CHALLENGE: Copy out the data below verbatim.

EXERCISE MATERIALS:
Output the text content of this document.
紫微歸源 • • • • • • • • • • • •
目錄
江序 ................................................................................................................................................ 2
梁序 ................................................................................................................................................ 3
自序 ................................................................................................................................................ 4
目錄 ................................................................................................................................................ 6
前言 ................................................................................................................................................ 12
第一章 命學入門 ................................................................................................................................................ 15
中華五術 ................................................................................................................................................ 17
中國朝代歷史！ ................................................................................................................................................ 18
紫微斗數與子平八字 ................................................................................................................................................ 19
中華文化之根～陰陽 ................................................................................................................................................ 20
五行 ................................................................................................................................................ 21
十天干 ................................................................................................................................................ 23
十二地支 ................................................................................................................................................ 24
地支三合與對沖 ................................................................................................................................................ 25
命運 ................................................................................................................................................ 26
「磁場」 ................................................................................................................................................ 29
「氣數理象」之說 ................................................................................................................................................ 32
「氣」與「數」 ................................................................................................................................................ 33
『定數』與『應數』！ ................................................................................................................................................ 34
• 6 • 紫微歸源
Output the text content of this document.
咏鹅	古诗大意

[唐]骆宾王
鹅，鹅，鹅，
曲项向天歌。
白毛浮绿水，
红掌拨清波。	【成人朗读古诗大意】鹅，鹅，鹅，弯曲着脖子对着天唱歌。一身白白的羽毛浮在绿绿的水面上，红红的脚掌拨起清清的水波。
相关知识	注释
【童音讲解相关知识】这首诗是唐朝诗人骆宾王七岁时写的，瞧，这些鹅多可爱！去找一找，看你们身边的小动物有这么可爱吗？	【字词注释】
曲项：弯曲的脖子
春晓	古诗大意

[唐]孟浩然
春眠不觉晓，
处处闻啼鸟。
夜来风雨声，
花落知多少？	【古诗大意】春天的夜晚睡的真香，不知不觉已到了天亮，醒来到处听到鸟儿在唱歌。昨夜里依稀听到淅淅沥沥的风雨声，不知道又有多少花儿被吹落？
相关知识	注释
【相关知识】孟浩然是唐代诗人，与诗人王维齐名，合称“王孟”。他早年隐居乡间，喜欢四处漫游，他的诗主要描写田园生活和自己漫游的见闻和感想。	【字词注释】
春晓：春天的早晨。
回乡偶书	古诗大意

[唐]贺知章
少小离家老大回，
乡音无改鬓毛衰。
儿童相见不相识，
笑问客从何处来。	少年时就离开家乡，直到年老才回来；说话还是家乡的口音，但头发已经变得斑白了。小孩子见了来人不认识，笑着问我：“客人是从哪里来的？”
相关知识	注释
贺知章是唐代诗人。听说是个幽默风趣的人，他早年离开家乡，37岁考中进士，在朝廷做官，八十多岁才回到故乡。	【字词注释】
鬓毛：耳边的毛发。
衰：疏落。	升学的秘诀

EXPECTED ANSWER:
Output the text content of this document.
紫微歸源 • • • • • • • • • • • •
目錄
江序 ................................................................................................................................................ 2
梁序 ................................................................................................................................................ 3
自序 ................................................................................................................................................ 4
目錄 ................................................................................................................................................ 6
前言 ................................................................................................................................................ 12
第一章 命學入門 ................................................................................................................................................ 15
中華五術 ................................................................................................................................................ 17
中國朝代歷史！ ................................................................................................................................................ 18
紫微斗數與子平八字 ................................................................................................................................................ 19
中華文化之根～陰陽 ................................................................................................................................................ 20
五行 ................................................................................................................................................ 21
十天干 ................................................................................................................................................ 23
十二地支 ................................................................................................................................................ 24
地支三合與對沖 ................................................................................................................................................ 25
命運 ................................................................................................................................................ 26
「磁場」 ................................................................................................................................................ 29
「氣數理象」之說 ................................................................................................................................................ 32
「氣」與「數」 ................................................................................................................................................ 33
『定數』與『應數』！ ................................................................................................................................................ 34
• 6 • 紫微歸源
Output the text content of this document.
咏鹅	古诗大意

[唐]骆宾王
鹅，鹅，鹅，
曲项向天歌。
白毛浮绿水，
红掌拨清波。	【成人朗读古诗大意】鹅，鹅，鹅，弯曲着脖子对着天唱歌。一身白白的羽毛浮在绿绿的水面上，红红的脚掌拨起清清的水波。
相关知识	注释
【童音讲解相关知识】这首诗是唐朝诗人骆宾王七岁时写的，瞧，这些鹅多可爱！去找一找，看你们身边的小动物有这么可爱吗？	【字词注释】
曲项：弯曲的脖子
春晓	古诗大意

[唐]孟浩然
春眠不觉晓，
处处闻啼鸟。
夜来风雨声，
花落知多少？	【古诗大意】春天的夜晚睡的真香，不知不觉已到了天亮，醒来到处听到鸟儿在唱歌。昨夜里依稀听到淅淅沥沥的风雨声，不知道又有多少花儿被吹落？
相关知识	注释
【相关知识】孟浩然是唐代诗人，与诗人王维齐名，合称“王孟”。他早年隐居乡间，喜欢四处漫游，他的诗主要描写田园生活和自己漫游的见闻和感想。	【字词注释】
春晓：春天的早晨。
回乡偶书	古诗大意

[唐]贺知章
少小离家老大回，
乡音无改鬓毛衰。
儿童相见不相识，
笑问客从何处来。	少年时就离开家乡，直到年老才回来；说话还是家乡的口音，但头发已经变得斑白了。小孩子见了来人不认识，笑着问我：“客人是从哪里来的？”
相关知识	注释
贺知章是唐代诗人。听说是个幽默风趣的人，他早年离开家乡，37岁考中进士，在朝廷做官，八十多岁才回到故乡。	【字词注释】
鬓毛：耳边的毛发。
衰：疏落。	升学的秘诀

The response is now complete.